Stated problem A:
Answer these questions about the error queries section, one line each, marked like the questions:
(i) What does amdsmi_get_gpu_ecc_count return when ec is nullptr and the function is supported with the provided arguments?
(ii) What does amdsmi_status_code_to_string provide for an AMDSMI error status?
(iii) What can enabled_blocks be AND'd with to find out whether a block has ECC enabled?
Stated problem B:
Extend the error queries section beyond its last sentence, keeping its documentation format.

Text segment:
----

Error Queries#
Functions | |
| amdsmi_status_t | amdsmi_get_gpu_ecc_count (amdsmi_processor_handle processor_handle, amdsmi_gpu_block_t block, amdsmi_error_count_t *ec) |
| Retrieve the error counts for a GPU block. It is not supported on virtual machine guest. More... | |
| amdsmi_status_t | amdsmi_get_gpu_ecc_enabled (amdsmi_processor_handle processor_handle, uint64_t *enabled_blocks) |
| Retrieve the enabled ECC bit-mask. It is not supported on virtual machine guest. More... | |
| amdsmi_status_t | amdsmi_get_gpu_ecc_status (amdsmi_processor_handle processor_handle, amdsmi_gpu_block_t block, amdsmi_ras_err_state_t *state) |
| Retrieve the ECC status for a GPU block. It is not supported on virtual machine guest. More... | |
| amdsmi_status_t | amdsmi_status_code_to_string (amdsmi_status_t status, const char **status_string) |
| Get a description of a provided AMDSMI error status. More... | |
Detailed Description
These functions provide error information about AMDSMI calls as well as device errors.
Function Documentation
◆ amdsmi_get_gpu_ecc_count()
| amdsmi_status_t amdsmi_get_gpu_ecc_count | ( | amdsmi_processor_handle | processor_handle, |
| amdsmi_gpu_block_t | block, | ||
| amdsmi_error_count_t * | ec | ||
| ) |
Retrieve the error counts for a GPU block. It is not supported on virtual machine guest.
Given a processor handle processor_handle, an amdsmi_gpu_block_t block and a pointer to an amdsmi_error_count_t ec, this function will write the error count values for the GPU block indicated by block to memory pointed to by ec.
- Parameters
-
[in] processor_handle a processor handle [in] block The block for which error counts should be retrieved [in,out] ec A pointer to an amdsmi_error_count_t to which the error counts should be written If this parameter is nullptr, this function will return AMDSMI_STATUS_INVAL if the function is supported with the provided, arguments and AMDSMI_STATUS_NOT_SUPPORTED if it is not supported with the provided arguments.
- Returns
- amdsmi_status_t | AMDSMI_STATUS_SUCCESS on success, non-zero on fail
◆ amdsmi_get_gpu_ecc_enabled()
| amdsmi_status_t amdsmi_get_gpu_ecc_enabled | ( | amdsmi_processor_handle | processor_handle, |
| uint64_t * | enabled_blocks | ||
| ) |
Retrieve the enabled ECC bit-mask. It is not supported on virtual machine guest.
Given a processor handle processor_handle, and a pointer to a uint64_t enabled_mask, this function will write bits to memory pointed to by enabled_blocks. Upon a successful call, enabled_blocks can then be AND'd with elements of the amdsmi_gpu_block_t ennumeration to determine if the corresponding block has ECC enabled. Note that whether a block has ECC enabled or not in the device is independent of whether there is kernel support for error counting for that block. Although a block may be enabled, but there may not be kernel support for reading error counters for that block.

----

Recorded data:
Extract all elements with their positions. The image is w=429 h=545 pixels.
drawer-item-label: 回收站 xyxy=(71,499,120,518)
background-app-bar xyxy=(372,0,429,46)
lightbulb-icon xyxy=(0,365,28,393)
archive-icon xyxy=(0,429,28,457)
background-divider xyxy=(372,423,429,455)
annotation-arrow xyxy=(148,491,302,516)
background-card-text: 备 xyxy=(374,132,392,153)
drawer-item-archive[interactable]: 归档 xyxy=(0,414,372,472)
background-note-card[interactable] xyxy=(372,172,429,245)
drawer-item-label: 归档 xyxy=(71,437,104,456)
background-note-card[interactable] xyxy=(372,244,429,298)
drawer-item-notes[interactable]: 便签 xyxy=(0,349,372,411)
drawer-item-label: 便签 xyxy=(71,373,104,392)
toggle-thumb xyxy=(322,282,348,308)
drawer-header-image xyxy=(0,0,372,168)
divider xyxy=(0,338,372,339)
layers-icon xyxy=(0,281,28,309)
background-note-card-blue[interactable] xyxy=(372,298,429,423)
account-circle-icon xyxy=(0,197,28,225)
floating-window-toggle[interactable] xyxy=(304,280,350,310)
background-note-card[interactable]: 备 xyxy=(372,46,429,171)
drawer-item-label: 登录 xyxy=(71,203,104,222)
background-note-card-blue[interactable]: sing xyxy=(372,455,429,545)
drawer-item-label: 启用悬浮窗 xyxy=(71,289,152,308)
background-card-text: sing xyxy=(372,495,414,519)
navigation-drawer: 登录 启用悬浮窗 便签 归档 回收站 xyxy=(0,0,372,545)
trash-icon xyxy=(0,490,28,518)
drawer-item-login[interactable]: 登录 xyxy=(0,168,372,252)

----

Written reply A:
(i) AMDSMI_STATUS_INVAL
(ii) A description of the provided AMDSMI error status
(iii) Elements of amdsmi_gpu_block_t

Written reply B:
- Parameters
-
[in] processor_handle a processor handle [in,out] enabled_blocks A pointer to a uint64_t to which the enabled blocks bits will be written. If this parameter is nullptr, this function will return AMDSMI_STATUS_INVAL if the function is supported with the provided, arguments and AMDSMI_STATUS_NOT_SUPPORTED if it is not supported with the provided arguments.
- Returns
- amdsmi_status_t | AMDSMI_STATUS_SUCCESS on success, non-zero on fail
◆ amdsmi_get_gpu_ecc_status()
| amdsmi_status_t amdsmi_get_gpu_ecc_status | ( | amdsmi_processor_handle | processor_handle, |
| amdsmi_gpu_block_t | block, | ||
| amdsmi_ras_err_state_t * | state | ||
| ) |
Retrieve the ECC status for a GPU block. It is not supported on virtual machine guest.
Given a processor handle processor_handle, an amdsmi_gpu_block_t block and a pointer to an amdsmi_ras_err_state_t state, this function will write the current state for the GPU block indicated by block to memory pointed to by state.
- Parameters
-
[in] processor_handle a processor handle [in] block The block for which error counts should be retrieved [in,out] state A pointer to an amdsmi_ras_err_state_t to which the ECC state should be written If this parameter is nullptr, this function will return AMDSMI_STATUS_INVAL if the function is supported with the provided, arguments and AMDSMI_STATUS_NOT_SUPPORTED if it is not supported with the provided arguments.
- Returns
- amdsmi_status_t | AMDSMI_STATUS_SUCCESS on success, non-zero on fail
◆ amdsmi_status_code_to_string()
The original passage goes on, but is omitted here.